What the task asks: Find the lines of data that contain the string "Dialogflow", then list them.

(Stored entries)
========================================

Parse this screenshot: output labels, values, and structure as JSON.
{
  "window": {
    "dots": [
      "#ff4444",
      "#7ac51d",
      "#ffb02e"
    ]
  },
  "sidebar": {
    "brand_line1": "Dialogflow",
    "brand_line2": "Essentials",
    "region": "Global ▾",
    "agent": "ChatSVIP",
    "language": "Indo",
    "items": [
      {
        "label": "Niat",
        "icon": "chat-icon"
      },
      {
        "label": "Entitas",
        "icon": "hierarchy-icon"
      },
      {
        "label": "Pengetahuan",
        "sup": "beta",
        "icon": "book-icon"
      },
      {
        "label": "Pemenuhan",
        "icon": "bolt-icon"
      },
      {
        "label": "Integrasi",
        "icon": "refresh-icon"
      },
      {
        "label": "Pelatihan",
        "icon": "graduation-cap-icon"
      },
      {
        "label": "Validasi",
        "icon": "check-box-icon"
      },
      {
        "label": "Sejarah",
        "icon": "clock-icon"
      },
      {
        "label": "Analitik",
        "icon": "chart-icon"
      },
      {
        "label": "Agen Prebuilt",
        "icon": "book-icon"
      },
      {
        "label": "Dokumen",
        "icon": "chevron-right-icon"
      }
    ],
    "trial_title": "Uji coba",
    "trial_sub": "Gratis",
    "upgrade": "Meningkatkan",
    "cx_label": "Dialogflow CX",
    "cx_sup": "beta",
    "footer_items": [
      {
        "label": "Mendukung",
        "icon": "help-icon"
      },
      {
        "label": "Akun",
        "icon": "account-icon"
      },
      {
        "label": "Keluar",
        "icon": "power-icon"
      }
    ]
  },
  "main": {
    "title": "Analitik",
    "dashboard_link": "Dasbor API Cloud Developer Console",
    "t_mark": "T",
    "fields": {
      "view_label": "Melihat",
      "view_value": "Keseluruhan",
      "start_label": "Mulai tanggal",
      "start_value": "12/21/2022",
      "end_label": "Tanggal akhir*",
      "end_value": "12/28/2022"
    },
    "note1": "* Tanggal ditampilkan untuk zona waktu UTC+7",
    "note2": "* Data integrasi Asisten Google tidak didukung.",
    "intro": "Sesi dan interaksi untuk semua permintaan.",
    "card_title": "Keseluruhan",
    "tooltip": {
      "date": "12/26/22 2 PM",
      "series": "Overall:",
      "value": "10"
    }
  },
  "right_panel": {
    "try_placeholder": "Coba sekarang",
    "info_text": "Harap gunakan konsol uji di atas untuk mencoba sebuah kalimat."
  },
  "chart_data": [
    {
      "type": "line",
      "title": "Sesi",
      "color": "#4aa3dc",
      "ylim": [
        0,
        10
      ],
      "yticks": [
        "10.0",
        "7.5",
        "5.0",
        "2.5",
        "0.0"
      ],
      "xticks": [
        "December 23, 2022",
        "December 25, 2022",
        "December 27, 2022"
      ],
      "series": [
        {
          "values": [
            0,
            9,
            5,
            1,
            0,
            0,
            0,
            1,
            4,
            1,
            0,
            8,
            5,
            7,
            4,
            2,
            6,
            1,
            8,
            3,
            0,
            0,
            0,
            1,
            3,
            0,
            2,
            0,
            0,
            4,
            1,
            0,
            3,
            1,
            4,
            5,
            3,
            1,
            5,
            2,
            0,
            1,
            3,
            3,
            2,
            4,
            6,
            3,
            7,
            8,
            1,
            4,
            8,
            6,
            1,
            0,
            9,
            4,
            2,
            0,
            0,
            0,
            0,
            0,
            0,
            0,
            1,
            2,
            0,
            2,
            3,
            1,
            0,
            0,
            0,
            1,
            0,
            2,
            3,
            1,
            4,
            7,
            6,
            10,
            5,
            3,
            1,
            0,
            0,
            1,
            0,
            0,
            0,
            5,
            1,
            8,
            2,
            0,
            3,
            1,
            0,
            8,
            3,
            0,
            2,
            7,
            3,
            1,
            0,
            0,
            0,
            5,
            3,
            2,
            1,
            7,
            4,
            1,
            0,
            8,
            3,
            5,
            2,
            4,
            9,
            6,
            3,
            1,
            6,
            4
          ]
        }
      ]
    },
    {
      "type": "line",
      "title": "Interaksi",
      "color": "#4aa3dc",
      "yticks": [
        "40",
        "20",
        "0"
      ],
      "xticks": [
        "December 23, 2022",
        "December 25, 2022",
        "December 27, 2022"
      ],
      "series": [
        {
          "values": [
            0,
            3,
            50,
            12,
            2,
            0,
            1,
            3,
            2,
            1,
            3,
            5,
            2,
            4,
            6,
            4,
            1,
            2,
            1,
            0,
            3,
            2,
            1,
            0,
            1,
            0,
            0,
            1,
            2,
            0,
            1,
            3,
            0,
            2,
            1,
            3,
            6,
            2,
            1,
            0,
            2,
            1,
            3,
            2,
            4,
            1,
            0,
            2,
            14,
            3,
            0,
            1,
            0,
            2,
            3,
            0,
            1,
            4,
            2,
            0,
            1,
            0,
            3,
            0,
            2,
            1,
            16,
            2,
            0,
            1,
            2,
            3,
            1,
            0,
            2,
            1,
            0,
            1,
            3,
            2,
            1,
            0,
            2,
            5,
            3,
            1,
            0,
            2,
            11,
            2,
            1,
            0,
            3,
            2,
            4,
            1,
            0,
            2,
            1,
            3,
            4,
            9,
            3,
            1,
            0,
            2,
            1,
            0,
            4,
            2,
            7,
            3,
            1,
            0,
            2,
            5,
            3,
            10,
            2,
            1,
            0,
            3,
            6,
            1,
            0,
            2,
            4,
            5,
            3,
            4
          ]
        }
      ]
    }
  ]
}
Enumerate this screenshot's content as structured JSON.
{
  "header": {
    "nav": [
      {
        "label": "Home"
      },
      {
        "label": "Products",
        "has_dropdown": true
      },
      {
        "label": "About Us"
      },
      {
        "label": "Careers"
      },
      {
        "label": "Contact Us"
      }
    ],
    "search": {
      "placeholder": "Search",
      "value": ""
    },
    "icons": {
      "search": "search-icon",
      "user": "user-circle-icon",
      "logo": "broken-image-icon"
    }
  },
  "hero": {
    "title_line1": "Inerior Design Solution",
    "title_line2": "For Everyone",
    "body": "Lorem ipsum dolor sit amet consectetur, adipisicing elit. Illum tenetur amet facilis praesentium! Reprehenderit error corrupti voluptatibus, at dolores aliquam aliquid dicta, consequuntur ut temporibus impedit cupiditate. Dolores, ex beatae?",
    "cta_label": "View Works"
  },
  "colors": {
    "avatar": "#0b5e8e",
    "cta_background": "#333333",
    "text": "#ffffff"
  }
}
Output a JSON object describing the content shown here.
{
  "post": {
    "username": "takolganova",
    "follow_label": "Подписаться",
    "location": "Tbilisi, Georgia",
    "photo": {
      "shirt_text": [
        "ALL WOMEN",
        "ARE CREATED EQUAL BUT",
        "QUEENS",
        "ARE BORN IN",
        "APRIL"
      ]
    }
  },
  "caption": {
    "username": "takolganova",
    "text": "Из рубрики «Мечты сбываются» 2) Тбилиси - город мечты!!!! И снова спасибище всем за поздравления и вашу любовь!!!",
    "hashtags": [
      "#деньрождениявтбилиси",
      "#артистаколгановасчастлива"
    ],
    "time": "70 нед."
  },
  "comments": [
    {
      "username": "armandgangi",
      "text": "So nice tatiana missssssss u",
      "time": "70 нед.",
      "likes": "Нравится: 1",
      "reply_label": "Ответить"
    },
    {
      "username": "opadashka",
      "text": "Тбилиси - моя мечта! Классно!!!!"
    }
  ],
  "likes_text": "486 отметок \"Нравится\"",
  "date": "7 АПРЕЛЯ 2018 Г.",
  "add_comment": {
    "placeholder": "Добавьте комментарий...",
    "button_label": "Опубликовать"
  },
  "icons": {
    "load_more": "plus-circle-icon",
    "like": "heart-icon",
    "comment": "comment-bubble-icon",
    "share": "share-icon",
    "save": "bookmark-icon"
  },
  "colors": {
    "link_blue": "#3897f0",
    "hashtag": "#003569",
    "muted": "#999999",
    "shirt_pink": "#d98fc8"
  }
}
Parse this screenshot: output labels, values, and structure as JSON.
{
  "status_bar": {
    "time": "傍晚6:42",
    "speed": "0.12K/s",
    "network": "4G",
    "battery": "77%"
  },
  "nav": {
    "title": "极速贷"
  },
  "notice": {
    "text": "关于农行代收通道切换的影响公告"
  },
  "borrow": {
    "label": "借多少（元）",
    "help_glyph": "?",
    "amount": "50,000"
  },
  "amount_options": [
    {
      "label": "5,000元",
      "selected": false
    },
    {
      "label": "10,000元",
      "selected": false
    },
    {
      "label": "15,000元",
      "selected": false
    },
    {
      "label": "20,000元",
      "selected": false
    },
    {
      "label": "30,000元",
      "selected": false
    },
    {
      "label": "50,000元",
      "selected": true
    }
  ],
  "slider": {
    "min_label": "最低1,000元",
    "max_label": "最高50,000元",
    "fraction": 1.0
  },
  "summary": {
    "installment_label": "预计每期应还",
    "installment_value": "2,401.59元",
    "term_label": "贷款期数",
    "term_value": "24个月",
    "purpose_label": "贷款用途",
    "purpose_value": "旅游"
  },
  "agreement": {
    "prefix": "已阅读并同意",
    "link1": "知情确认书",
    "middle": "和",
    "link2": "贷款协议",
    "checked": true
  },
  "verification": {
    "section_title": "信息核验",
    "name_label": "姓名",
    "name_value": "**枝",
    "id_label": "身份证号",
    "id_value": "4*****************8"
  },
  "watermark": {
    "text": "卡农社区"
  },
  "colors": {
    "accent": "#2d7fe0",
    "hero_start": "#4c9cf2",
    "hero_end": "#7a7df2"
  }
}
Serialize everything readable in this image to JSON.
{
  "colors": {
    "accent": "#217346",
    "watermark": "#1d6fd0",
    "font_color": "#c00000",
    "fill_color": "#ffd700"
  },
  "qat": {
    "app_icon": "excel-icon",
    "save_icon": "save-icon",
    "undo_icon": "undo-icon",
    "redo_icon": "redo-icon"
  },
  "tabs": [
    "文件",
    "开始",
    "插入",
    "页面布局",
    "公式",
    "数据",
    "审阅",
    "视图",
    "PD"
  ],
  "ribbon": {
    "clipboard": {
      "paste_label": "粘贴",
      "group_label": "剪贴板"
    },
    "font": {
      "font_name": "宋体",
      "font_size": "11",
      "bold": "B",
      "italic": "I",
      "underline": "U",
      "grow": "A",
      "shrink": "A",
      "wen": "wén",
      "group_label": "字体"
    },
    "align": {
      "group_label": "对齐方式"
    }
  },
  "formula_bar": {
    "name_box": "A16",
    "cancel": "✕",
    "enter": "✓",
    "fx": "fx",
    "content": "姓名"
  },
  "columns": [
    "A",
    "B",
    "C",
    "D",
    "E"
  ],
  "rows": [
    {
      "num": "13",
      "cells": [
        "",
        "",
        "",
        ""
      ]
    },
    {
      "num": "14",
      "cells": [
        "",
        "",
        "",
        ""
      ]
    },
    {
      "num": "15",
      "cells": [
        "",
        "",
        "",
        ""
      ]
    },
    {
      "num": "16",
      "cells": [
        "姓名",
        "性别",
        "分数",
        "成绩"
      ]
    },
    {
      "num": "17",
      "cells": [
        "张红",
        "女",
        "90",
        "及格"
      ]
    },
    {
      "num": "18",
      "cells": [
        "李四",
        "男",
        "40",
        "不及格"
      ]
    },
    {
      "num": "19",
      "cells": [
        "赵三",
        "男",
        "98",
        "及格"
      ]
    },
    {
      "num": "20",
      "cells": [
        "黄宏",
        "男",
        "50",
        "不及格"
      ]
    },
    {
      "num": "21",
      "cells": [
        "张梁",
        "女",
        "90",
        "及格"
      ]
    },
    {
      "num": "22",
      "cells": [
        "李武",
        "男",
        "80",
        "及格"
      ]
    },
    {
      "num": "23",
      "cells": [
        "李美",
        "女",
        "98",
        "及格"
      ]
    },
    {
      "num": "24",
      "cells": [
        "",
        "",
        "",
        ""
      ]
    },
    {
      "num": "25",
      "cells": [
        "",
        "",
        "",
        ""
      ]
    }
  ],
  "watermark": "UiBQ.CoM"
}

========================================

Final answer:
    "brand_line1": "Dialogflow",
    "cx_label": "Dialogflow CX",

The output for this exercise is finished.